'''

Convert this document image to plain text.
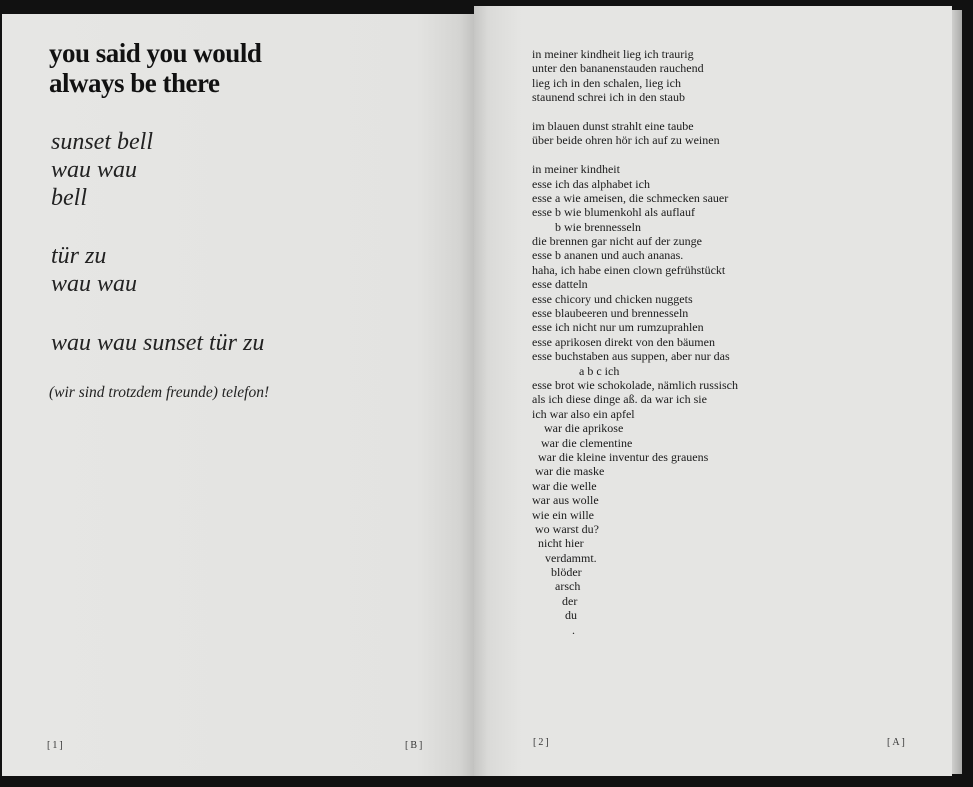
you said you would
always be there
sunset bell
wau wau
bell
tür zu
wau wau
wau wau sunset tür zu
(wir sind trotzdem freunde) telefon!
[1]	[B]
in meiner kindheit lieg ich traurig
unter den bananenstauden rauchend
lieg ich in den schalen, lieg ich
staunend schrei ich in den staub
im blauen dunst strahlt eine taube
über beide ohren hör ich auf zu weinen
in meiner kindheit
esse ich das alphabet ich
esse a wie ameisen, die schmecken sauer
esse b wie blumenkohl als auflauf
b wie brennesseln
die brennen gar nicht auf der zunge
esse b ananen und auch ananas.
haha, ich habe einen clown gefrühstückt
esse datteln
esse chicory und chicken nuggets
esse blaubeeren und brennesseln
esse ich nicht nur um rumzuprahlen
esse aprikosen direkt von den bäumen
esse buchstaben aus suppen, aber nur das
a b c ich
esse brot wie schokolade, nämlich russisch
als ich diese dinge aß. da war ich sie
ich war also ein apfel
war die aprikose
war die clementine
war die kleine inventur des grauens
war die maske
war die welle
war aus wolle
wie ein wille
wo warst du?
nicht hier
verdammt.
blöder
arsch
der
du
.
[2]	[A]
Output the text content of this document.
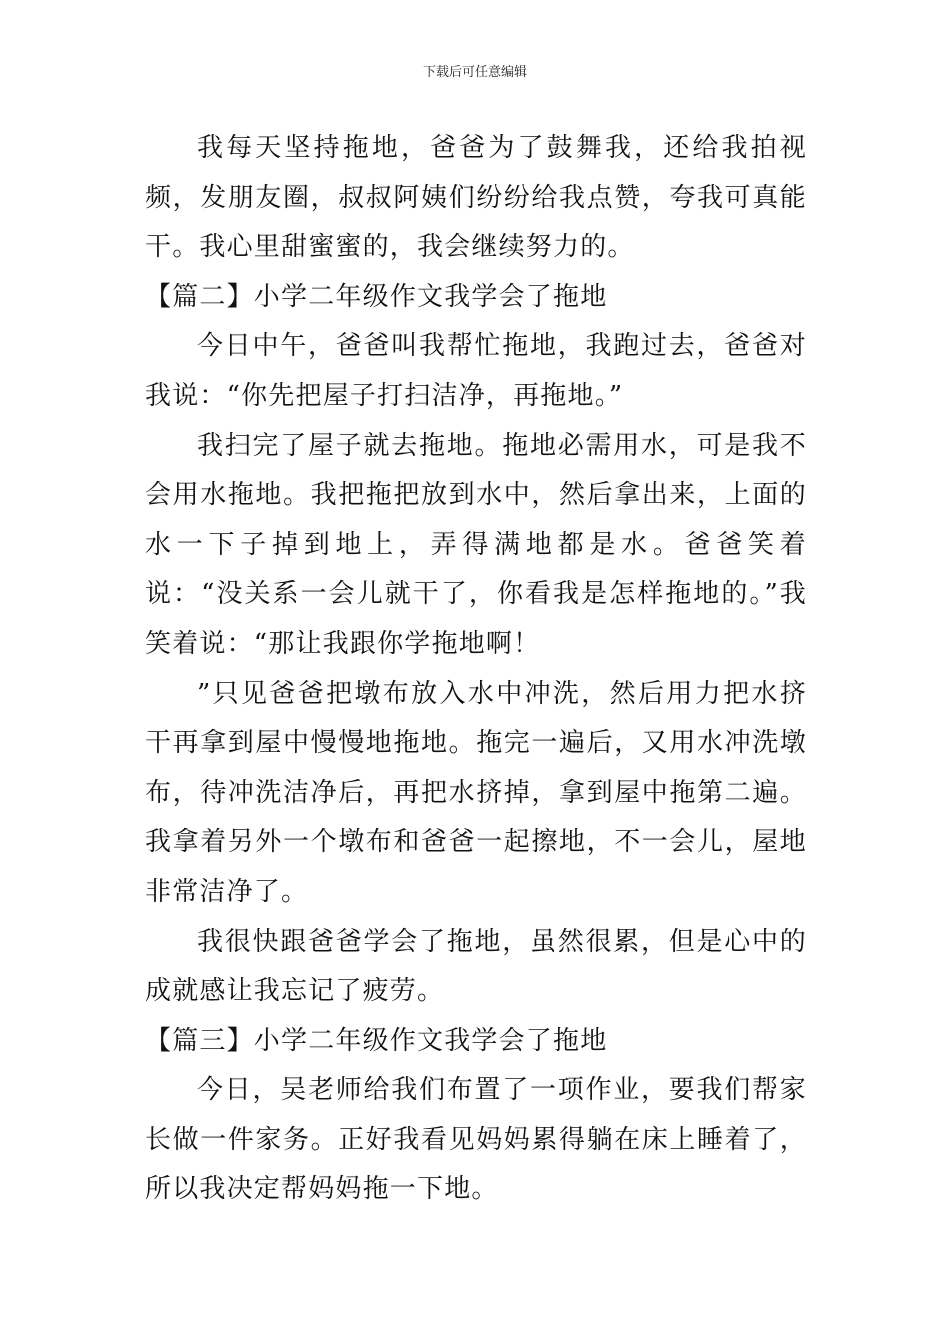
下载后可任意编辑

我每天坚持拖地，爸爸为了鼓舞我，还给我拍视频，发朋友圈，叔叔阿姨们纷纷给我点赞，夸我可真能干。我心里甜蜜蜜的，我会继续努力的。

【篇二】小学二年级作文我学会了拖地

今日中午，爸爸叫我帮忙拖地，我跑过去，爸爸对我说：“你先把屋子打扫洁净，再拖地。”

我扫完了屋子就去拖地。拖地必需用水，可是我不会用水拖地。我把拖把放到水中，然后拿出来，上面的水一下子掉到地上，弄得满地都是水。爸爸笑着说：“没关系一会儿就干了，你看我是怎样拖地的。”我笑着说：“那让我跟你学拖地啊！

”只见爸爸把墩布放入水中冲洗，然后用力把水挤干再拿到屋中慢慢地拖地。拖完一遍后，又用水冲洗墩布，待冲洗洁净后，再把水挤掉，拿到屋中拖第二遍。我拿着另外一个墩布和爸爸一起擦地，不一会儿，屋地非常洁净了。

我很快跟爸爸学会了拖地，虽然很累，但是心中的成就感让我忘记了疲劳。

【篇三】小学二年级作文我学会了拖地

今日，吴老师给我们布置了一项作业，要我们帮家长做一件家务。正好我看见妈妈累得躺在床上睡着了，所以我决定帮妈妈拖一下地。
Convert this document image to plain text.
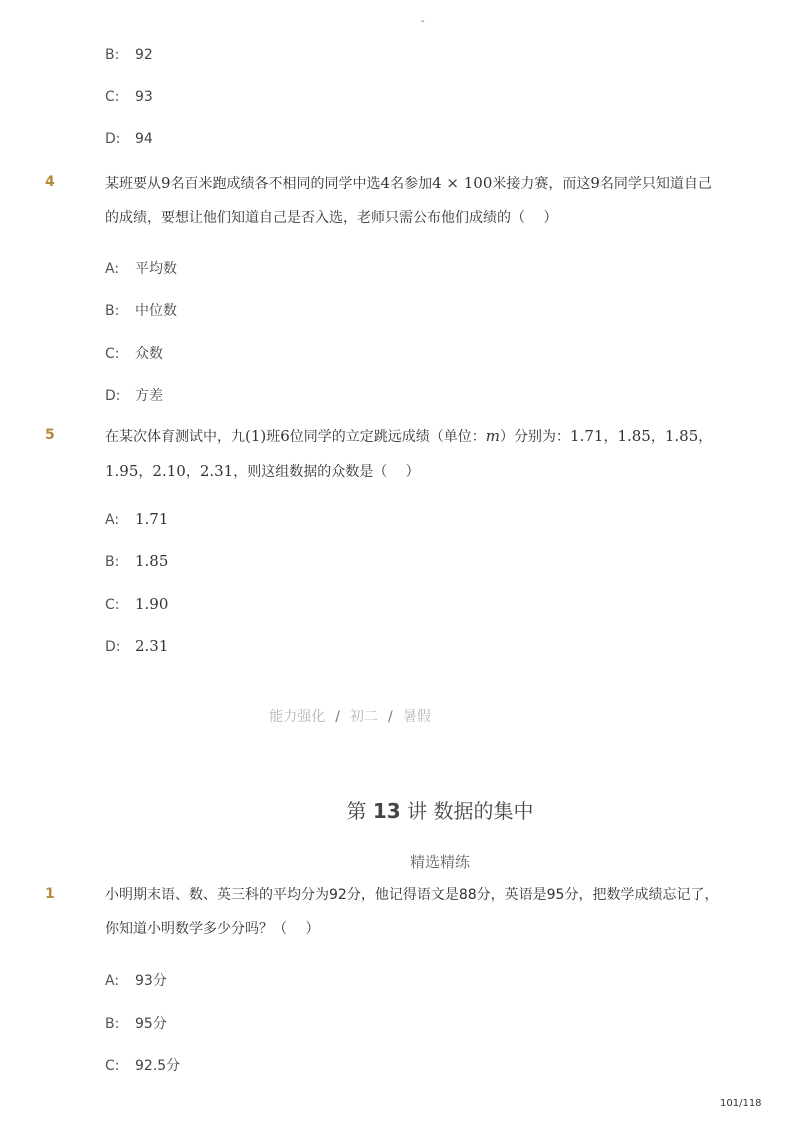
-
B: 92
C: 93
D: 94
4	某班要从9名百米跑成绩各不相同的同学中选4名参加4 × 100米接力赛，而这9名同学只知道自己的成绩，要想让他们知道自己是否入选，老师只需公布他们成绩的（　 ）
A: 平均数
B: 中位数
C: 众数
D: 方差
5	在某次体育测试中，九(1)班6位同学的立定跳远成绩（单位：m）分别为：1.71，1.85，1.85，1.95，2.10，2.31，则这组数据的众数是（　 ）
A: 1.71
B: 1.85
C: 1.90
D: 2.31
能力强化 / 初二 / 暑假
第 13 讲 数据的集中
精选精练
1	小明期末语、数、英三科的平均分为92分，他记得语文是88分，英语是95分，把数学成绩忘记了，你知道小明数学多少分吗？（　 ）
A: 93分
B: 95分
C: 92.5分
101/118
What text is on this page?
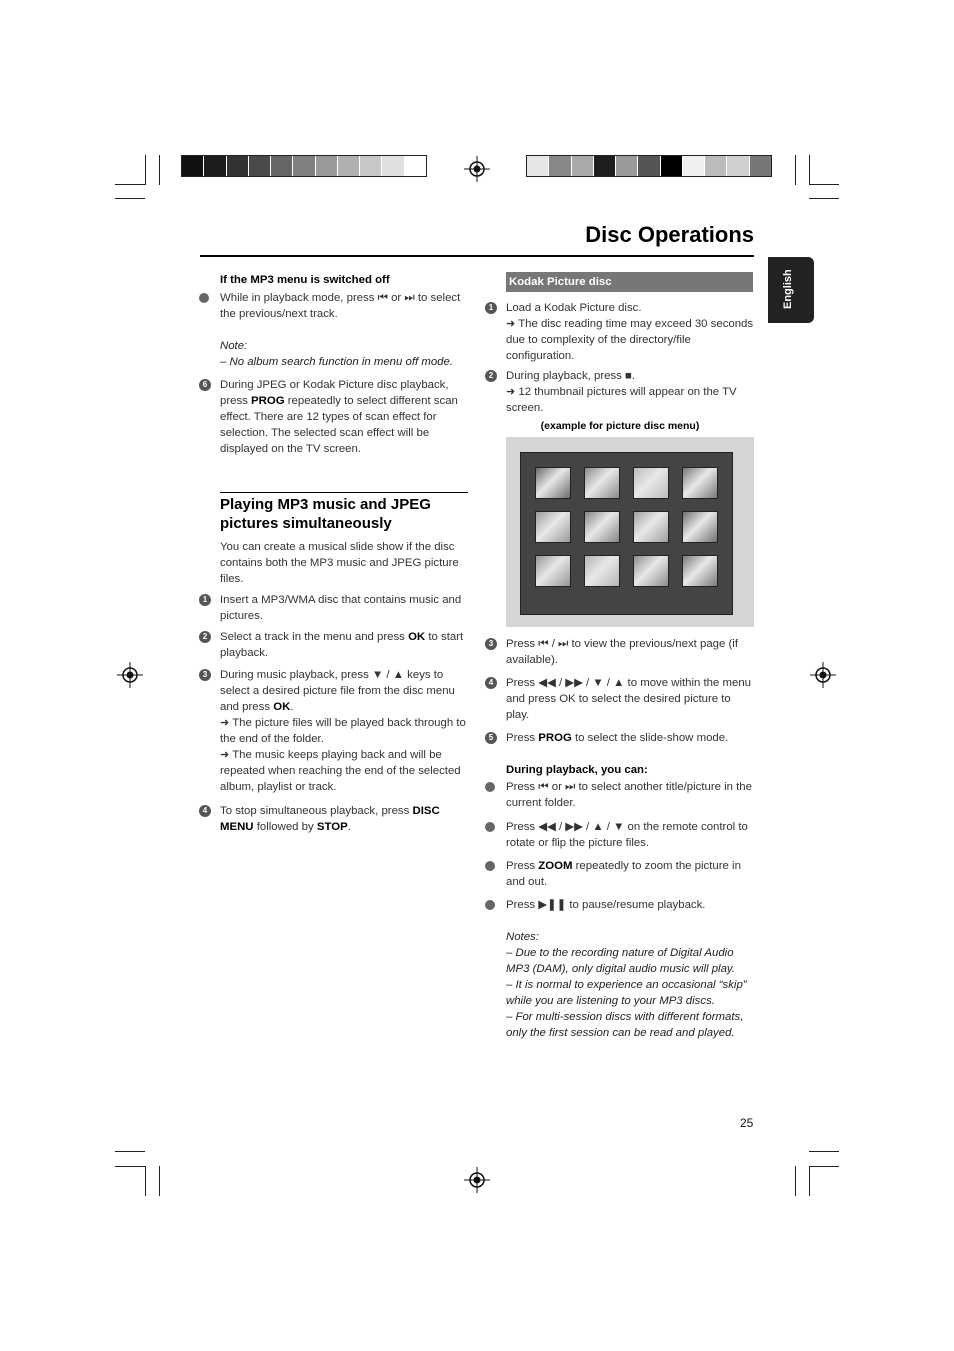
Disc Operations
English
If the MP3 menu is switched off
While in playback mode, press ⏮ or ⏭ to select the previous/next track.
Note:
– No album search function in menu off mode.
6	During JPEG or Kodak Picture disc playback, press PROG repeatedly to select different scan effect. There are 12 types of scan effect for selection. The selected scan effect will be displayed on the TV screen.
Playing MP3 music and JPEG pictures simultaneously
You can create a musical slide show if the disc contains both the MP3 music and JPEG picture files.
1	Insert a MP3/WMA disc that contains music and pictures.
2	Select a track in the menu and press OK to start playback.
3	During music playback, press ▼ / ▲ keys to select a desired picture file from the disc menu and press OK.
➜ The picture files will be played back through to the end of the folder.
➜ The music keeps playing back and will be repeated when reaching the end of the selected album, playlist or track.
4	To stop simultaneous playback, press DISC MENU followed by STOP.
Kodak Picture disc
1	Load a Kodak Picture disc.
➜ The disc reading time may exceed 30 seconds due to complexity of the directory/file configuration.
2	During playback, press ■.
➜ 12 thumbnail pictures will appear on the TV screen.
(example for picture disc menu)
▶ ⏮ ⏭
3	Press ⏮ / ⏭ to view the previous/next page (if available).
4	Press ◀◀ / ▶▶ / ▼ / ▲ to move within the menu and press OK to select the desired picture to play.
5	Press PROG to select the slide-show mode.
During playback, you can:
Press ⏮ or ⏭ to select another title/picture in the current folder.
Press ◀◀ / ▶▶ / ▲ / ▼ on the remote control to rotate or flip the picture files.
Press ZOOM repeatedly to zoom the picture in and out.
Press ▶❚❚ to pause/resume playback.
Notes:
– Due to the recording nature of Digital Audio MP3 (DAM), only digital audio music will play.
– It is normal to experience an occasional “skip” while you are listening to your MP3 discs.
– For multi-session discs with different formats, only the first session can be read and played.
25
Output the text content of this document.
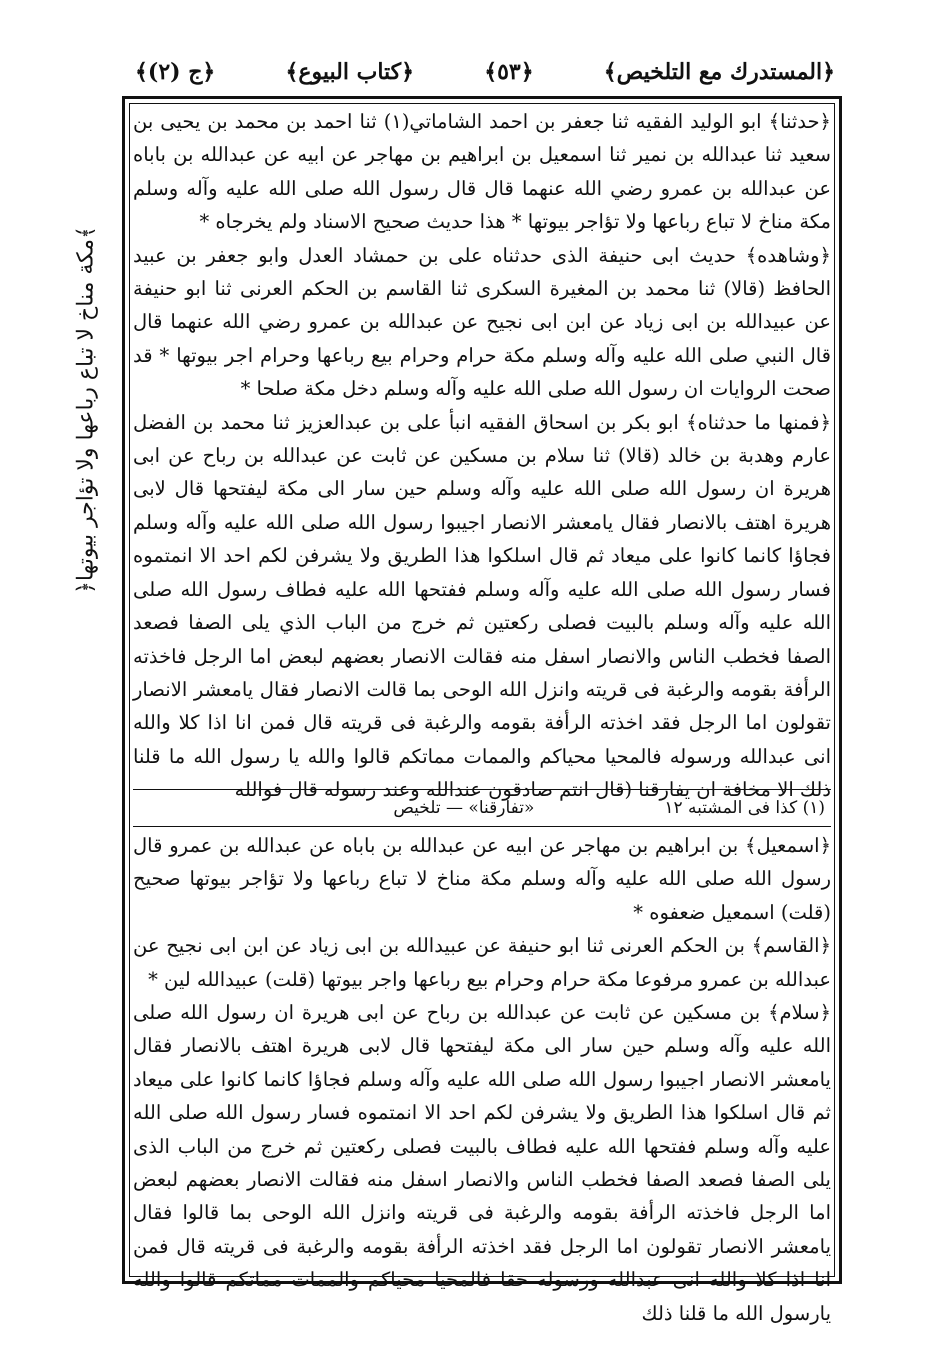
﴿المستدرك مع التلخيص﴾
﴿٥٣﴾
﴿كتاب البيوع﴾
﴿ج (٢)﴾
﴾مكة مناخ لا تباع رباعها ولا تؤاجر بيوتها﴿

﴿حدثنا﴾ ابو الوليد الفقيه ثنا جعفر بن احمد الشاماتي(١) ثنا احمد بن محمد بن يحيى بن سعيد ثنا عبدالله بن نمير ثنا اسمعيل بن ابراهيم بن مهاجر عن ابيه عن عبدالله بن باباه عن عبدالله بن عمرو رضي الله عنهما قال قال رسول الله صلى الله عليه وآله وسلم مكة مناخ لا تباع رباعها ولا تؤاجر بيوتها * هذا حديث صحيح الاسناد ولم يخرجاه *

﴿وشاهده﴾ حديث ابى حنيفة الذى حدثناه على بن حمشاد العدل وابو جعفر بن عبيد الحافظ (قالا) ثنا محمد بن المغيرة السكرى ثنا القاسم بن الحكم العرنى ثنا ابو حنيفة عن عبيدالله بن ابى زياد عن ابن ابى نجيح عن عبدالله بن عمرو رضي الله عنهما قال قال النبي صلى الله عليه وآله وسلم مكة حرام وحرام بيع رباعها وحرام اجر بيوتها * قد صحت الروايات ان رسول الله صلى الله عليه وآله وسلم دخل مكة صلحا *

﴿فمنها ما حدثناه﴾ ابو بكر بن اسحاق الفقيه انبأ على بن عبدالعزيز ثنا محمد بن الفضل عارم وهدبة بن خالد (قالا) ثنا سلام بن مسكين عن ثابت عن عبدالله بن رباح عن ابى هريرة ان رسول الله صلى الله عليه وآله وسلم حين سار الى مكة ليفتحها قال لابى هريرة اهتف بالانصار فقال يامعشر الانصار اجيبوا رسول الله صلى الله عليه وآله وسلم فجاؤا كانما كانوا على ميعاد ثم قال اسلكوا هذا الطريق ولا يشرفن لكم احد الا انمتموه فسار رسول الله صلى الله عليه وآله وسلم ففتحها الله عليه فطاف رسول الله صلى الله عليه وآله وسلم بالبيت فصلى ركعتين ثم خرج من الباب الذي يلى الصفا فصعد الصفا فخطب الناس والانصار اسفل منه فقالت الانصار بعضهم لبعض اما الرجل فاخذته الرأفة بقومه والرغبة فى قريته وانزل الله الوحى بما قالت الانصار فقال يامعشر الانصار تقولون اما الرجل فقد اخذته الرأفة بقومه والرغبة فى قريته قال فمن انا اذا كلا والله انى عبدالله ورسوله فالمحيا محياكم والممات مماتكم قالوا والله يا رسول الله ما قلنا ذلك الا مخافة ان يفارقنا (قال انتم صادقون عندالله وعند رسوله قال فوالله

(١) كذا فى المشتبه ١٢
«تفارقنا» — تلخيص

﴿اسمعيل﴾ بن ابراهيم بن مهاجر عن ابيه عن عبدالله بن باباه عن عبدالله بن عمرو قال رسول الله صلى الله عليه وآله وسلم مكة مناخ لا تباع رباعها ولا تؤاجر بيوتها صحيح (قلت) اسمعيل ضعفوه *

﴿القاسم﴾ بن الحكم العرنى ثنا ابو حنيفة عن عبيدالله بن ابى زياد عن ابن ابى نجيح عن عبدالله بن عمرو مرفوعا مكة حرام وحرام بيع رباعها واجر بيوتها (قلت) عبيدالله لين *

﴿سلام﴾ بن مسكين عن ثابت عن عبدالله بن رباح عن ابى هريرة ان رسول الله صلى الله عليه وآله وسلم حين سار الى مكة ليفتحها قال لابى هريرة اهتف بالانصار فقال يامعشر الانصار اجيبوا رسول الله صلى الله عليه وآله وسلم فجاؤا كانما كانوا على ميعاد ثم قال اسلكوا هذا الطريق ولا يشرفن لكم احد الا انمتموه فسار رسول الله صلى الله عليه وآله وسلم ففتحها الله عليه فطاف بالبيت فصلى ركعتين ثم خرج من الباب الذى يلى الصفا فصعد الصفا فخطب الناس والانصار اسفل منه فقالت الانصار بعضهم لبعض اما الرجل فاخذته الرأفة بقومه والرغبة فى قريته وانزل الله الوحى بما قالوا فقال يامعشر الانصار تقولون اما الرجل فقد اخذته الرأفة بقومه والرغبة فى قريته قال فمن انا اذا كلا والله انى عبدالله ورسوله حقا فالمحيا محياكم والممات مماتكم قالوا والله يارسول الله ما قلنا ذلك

'''

Using the entries above, return each line that includes the word "only".

– Due to the recording nature of Digital Audio MP3 (DAM), only digital audio music will play.
– For multi-session discs with different formats, only the first session can be read and played.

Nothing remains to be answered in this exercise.